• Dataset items

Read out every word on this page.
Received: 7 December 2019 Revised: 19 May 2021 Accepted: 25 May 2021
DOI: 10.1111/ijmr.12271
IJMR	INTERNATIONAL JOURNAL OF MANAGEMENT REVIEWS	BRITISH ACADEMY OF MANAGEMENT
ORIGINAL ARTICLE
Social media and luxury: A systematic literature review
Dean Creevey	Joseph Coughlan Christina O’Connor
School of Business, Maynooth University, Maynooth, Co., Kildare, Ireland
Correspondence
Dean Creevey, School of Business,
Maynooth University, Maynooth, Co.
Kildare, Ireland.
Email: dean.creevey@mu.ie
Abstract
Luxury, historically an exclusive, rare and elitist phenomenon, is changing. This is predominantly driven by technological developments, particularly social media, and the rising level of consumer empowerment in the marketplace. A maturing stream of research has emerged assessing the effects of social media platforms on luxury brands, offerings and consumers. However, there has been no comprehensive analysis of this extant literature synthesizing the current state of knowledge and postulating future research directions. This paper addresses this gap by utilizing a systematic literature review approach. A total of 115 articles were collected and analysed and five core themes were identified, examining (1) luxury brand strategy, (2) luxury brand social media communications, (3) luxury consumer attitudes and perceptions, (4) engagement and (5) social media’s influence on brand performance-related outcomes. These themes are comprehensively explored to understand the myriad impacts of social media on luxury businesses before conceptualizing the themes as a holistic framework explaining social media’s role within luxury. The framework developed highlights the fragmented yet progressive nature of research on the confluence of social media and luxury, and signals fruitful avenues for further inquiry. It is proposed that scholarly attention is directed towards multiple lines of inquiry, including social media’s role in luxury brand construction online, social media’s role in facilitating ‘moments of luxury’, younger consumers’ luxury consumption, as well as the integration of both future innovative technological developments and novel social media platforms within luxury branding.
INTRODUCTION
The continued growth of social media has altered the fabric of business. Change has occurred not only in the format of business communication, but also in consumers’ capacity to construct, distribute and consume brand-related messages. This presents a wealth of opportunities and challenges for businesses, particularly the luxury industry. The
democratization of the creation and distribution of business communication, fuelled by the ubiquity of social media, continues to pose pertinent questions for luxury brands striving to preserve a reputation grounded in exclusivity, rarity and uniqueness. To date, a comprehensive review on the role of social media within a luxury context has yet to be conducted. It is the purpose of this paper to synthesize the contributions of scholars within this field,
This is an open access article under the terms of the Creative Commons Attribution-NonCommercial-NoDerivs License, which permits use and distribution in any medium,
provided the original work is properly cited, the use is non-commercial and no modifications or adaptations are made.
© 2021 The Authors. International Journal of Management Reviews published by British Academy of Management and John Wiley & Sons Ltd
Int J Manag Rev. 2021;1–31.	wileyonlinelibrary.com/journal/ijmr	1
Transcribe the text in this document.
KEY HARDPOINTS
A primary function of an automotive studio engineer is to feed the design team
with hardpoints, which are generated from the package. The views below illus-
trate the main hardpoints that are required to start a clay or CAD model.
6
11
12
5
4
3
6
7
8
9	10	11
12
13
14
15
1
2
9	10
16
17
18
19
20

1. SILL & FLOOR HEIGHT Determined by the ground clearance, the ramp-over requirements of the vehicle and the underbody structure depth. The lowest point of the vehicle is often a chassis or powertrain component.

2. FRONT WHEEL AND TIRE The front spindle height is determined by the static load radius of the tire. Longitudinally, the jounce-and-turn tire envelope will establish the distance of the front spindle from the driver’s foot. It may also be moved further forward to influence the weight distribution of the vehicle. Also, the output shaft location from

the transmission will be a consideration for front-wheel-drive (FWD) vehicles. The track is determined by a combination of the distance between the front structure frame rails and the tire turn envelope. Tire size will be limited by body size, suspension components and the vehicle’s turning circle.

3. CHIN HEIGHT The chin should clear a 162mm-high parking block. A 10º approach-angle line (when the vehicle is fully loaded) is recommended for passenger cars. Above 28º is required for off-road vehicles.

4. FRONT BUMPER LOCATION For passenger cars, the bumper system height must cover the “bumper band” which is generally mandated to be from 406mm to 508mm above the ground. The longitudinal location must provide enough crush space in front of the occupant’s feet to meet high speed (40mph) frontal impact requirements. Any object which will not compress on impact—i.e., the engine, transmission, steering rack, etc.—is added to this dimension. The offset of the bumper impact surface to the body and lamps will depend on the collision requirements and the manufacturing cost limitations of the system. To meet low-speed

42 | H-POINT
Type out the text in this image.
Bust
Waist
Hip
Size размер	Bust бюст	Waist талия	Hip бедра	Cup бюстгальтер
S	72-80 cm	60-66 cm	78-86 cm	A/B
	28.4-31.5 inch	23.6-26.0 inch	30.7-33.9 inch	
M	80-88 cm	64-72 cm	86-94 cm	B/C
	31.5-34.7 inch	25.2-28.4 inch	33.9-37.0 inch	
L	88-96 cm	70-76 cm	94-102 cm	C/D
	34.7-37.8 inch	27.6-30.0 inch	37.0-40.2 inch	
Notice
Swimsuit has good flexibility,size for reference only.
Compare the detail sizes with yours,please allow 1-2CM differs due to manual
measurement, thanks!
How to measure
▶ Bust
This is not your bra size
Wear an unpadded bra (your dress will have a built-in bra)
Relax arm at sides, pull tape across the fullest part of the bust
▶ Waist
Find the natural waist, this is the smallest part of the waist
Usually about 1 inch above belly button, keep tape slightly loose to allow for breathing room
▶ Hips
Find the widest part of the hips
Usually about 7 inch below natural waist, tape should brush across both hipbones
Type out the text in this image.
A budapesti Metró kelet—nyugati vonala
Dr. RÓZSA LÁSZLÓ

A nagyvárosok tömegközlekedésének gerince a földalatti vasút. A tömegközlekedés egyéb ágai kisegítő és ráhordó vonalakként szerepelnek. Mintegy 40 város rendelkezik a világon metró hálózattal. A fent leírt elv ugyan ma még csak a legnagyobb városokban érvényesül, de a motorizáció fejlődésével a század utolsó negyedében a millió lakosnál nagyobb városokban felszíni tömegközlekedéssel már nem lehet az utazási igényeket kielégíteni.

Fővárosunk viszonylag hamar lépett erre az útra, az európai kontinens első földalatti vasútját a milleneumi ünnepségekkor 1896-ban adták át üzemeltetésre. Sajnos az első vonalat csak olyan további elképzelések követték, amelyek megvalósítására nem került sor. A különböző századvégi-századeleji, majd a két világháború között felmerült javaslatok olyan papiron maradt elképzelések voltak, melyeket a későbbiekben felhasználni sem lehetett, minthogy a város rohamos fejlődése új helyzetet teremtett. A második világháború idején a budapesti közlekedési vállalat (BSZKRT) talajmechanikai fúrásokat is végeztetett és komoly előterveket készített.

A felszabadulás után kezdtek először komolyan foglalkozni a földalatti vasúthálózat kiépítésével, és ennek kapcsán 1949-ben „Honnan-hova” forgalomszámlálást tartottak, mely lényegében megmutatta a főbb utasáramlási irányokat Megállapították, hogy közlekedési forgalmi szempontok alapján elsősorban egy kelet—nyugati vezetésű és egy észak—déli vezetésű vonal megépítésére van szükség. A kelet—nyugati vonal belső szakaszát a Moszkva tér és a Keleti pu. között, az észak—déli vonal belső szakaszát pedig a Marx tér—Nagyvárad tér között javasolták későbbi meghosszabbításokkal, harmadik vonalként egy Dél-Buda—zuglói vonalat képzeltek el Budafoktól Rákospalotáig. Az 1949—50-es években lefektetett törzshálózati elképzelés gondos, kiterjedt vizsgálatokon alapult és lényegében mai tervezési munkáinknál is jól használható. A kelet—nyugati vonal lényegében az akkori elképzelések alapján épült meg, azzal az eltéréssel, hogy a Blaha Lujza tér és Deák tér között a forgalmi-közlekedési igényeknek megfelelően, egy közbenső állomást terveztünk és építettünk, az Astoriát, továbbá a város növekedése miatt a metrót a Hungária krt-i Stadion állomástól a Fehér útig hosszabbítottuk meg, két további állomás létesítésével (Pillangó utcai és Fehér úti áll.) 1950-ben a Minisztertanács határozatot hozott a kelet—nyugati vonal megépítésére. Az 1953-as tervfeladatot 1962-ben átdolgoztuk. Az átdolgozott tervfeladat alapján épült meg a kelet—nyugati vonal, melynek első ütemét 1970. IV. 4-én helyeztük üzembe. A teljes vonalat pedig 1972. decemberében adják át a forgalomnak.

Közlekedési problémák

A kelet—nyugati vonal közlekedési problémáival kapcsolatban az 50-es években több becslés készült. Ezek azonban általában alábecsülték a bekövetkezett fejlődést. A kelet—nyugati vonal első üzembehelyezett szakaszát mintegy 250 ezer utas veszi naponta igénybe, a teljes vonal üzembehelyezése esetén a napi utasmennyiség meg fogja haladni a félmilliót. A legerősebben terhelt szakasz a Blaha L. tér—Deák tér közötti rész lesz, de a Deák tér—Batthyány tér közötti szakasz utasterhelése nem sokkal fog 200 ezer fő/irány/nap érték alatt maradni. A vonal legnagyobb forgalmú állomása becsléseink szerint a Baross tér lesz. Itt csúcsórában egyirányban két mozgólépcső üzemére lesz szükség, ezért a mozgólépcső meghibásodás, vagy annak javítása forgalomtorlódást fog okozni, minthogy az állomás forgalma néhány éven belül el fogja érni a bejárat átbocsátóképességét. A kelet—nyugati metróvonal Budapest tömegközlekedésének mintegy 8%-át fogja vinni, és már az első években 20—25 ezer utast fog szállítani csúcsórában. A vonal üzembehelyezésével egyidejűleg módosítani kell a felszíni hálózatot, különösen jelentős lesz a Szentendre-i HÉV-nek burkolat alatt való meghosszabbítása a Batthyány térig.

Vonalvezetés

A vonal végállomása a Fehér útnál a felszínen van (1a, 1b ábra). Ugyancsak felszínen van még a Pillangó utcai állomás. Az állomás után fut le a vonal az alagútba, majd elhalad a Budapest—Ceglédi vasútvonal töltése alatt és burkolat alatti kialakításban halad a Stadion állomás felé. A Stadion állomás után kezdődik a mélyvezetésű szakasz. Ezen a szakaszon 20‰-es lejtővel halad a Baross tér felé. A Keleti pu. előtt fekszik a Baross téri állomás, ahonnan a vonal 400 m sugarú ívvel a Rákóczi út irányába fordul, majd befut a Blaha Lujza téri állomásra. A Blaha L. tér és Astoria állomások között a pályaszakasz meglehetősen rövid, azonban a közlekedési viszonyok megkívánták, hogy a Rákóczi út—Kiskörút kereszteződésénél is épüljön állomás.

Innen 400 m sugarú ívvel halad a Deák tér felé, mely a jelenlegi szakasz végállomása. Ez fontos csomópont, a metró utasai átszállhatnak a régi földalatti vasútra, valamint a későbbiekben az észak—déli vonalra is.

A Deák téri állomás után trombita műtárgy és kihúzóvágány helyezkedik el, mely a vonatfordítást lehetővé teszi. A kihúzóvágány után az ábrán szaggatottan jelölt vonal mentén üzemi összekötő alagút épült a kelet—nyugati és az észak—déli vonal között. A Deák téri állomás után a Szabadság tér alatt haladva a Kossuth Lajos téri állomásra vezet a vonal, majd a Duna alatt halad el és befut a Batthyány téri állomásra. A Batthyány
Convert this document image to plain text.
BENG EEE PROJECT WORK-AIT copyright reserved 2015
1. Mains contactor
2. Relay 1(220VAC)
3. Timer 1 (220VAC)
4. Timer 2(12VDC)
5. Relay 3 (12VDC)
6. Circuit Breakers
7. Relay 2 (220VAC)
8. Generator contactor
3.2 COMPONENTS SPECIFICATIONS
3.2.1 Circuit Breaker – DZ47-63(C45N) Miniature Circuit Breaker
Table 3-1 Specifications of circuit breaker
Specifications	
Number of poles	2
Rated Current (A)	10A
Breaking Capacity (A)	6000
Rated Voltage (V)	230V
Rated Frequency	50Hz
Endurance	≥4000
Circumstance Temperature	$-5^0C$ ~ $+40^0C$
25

• Requirement
From the records above, pick out and copy each line holding the word "about".

• Task output
Usually about 1 inch above belly button, keep tape slightly loose to allow for breathing room
Usually about 7 inch below natural waist, tape should brush across both hipbones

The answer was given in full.